[Problem statement] Provide an exact copy of the data, excluding the images.

....

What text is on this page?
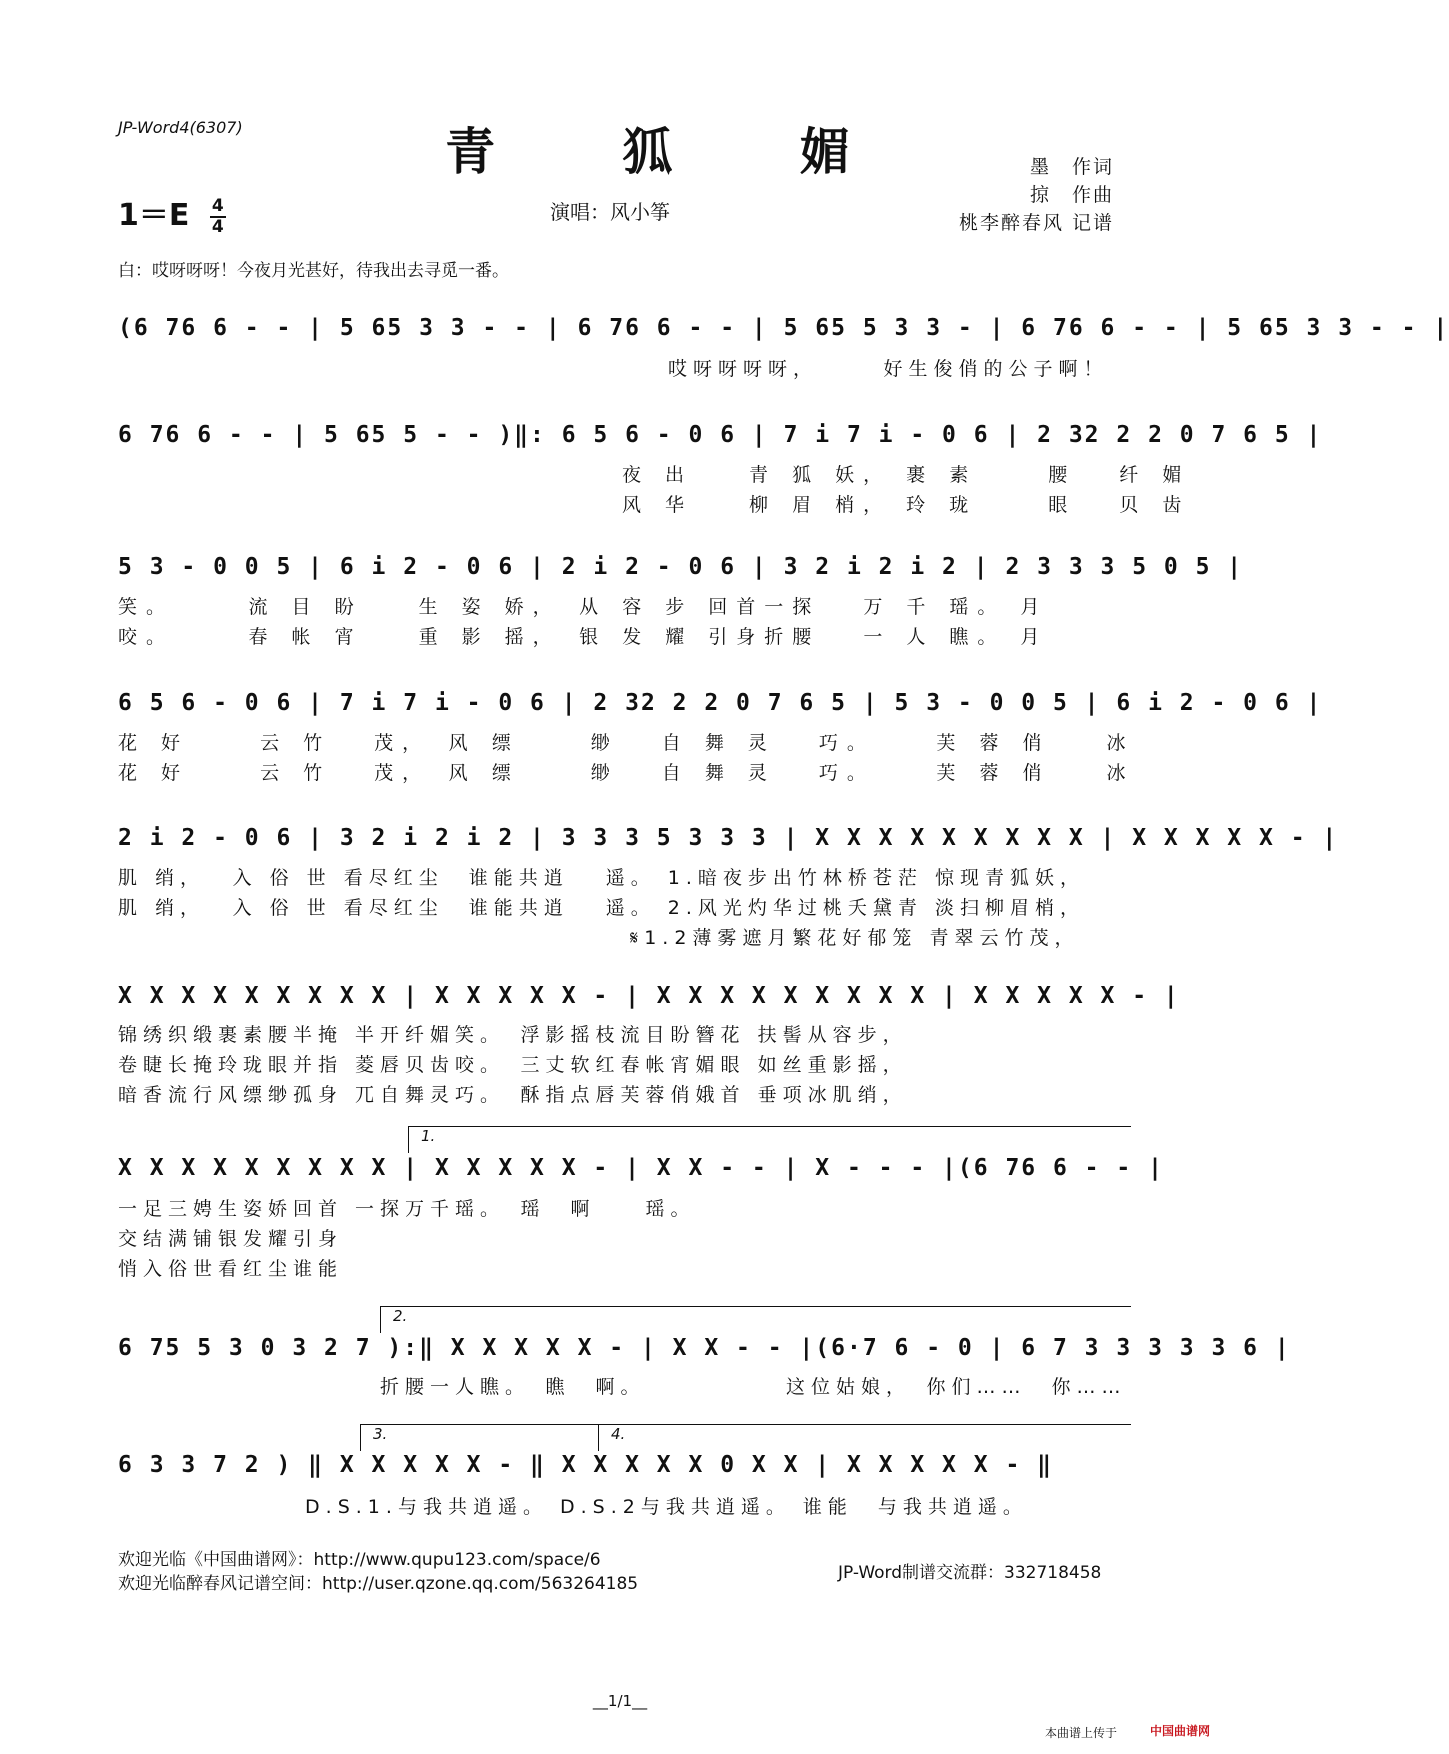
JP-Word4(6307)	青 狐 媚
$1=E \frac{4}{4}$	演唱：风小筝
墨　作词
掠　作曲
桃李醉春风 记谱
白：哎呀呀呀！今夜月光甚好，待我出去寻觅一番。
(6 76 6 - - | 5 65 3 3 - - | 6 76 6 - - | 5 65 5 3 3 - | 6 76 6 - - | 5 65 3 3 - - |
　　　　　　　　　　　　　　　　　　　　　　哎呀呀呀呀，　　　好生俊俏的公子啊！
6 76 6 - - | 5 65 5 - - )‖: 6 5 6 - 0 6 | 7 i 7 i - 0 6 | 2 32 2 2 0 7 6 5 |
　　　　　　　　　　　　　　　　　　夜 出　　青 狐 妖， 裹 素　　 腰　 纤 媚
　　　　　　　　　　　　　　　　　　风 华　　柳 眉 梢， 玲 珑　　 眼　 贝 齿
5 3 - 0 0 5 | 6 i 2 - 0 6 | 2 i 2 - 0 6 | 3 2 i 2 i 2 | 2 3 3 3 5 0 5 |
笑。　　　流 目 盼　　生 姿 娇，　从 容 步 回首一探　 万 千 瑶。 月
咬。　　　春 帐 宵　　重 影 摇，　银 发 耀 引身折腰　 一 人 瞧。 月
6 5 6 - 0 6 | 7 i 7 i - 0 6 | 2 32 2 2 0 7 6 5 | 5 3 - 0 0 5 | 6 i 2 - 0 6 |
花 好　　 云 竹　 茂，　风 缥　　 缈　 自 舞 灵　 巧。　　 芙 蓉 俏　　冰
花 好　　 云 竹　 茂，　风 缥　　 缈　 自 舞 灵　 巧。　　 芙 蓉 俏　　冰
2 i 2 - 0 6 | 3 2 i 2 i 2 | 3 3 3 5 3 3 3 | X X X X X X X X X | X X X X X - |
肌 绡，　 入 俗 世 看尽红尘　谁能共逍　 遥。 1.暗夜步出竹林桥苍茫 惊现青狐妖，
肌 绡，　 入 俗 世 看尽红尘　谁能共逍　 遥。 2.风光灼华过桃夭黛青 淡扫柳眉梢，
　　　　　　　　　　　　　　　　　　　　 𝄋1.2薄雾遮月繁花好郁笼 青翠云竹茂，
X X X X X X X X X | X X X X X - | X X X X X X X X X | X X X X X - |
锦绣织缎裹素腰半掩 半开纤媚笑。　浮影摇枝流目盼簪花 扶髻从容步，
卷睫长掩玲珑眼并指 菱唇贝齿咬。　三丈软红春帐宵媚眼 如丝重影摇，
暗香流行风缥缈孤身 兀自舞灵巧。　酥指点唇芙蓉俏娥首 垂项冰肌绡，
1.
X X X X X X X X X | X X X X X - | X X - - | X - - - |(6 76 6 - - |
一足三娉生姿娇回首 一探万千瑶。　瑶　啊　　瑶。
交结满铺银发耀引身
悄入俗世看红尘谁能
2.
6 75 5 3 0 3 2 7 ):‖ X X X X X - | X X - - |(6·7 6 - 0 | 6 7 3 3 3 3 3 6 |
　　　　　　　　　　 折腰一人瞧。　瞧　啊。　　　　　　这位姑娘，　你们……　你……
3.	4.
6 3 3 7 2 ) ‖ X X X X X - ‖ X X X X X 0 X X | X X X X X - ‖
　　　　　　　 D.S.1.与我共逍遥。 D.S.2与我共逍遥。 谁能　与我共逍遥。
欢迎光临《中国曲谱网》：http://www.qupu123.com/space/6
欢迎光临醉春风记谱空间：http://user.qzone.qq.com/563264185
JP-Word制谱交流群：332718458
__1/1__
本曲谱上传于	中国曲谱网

....

[Solution to this problem]
What text is on this page?
JP-Word4(6307)	青 狐 媚
$1=E \frac{4}{4}$	演唱：风小筝
墨　作词
掠　作曲
桃李醉春风 记谱
白：哎呀呀呀！今夜月光甚好，待我出去寻觅一番。
(6 76 6 - - | 5 65 3 3 - - | 6 76 6 - - | 5 65 5 3 3 - | 6 76 6 - - | 5 65 3 3 - - |
　　　　　　　　　　　　　　　　　　　　　　哎呀呀呀呀，　　　好生俊俏的公子啊！
6 76 6 - - | 5 65 5 - - )‖: 6 5 6 - 0 6 | 7 i 7 i - 0 6 | 2 32 2 2 0 7 6 5 |
　　　　　　　　　　　　　　　　　　夜 出　　青 狐 妖， 裹 素　　 腰　 纤 媚
　　　　　　　　　　　　　　　　　　风 华　　柳 眉 梢， 玲 珑　　 眼　 贝 齿
5 3 - 0 0 5 | 6 i 2 - 0 6 | 2 i 2 - 0 6 | 3 2 i 2 i 2 | 2 3 3 3 5 0 5 |
笑。　　　流 目 盼　　生 姿 娇，　从 容 步 回首一探　 万 千 瑶。 月
咬。　　　春 帐 宵　　重 影 摇，　银 发 耀 引身折腰　 一 人 瞧。 月
6 5 6 - 0 6 | 7 i 7 i - 0 6 | 2 32 2 2 0 7 6 5 | 5 3 - 0 0 5 | 6 i 2 - 0 6 |
花 好　　 云 竹　 茂，　风 缥　　 缈　 自 舞 灵　 巧。　　 芙 蓉 俏　　冰
花 好　　 云 竹　 茂，　风 缥　　 缈　 自 舞 灵　 巧。　　 芙 蓉 俏　　冰
2 i 2 - 0 6 | 3 2 i 2 i 2 | 3 3 3 5 3 3 3 | X X X X X X X X X | X X X X X - |
肌 绡，　 入 俗 世 看尽红尘　谁能共逍　 遥。 1.暗夜步出竹林桥苍茫 惊现青狐妖，
肌 绡，　 入 俗 世 看尽红尘　谁能共逍　 遥。 2.风光灼华过桃夭黛青 淡扫柳眉梢，
　　　　　　　　　　　　　　　　　　　　 𝄋1.2薄雾遮月繁花好郁笼 青翠云竹茂，
X X X X X X X X X | X X X X X - | X X X X X X X X X | X X X X X - |
锦绣织缎裹素腰半掩 半开纤媚笑。　浮影摇枝流目盼簪花 扶髻从容步，
卷睫长掩玲珑眼并指 菱唇贝齿咬。　三丈软红春帐宵媚眼 如丝重影摇，
暗香流行风缥缈孤身 兀自舞灵巧。　酥指点唇芙蓉俏娥首 垂项冰肌绡，
1.
X X X X X X X X X | X X X X X - | X X - - | X - - - |(6 76 6 - - |
一足三娉生姿娇回首 一探万千瑶。　瑶　啊　　瑶。
交结满铺银发耀引身
悄入俗世看红尘谁能
2.
6 75 5 3 0 3 2 7 ):‖ X X X X X - | X X - - |(6·7 6 - 0 | 6 7 3 3 3 3 3 6 |
　　　　　　　　　　 折腰一人瞧。　瞧　啊。　　　　　　这位姑娘，　你们……　你……
3.	4.
6 3 3 7 2 ) ‖ X X X X X - ‖ X X X X X 0 X X | X X X X X - ‖
　　　　　　　 D.S.1.与我共逍遥。 D.S.2与我共逍遥。 谁能　与我共逍遥。
欢迎光临《中国曲谱网》：http://www.qupu123.com/space/6
欢迎光临醉春风记谱空间：http://user.qzone.qq.com/563264185
JP-Word制谱交流群：332718458
__1/1__
本曲谱上传于	中国曲谱网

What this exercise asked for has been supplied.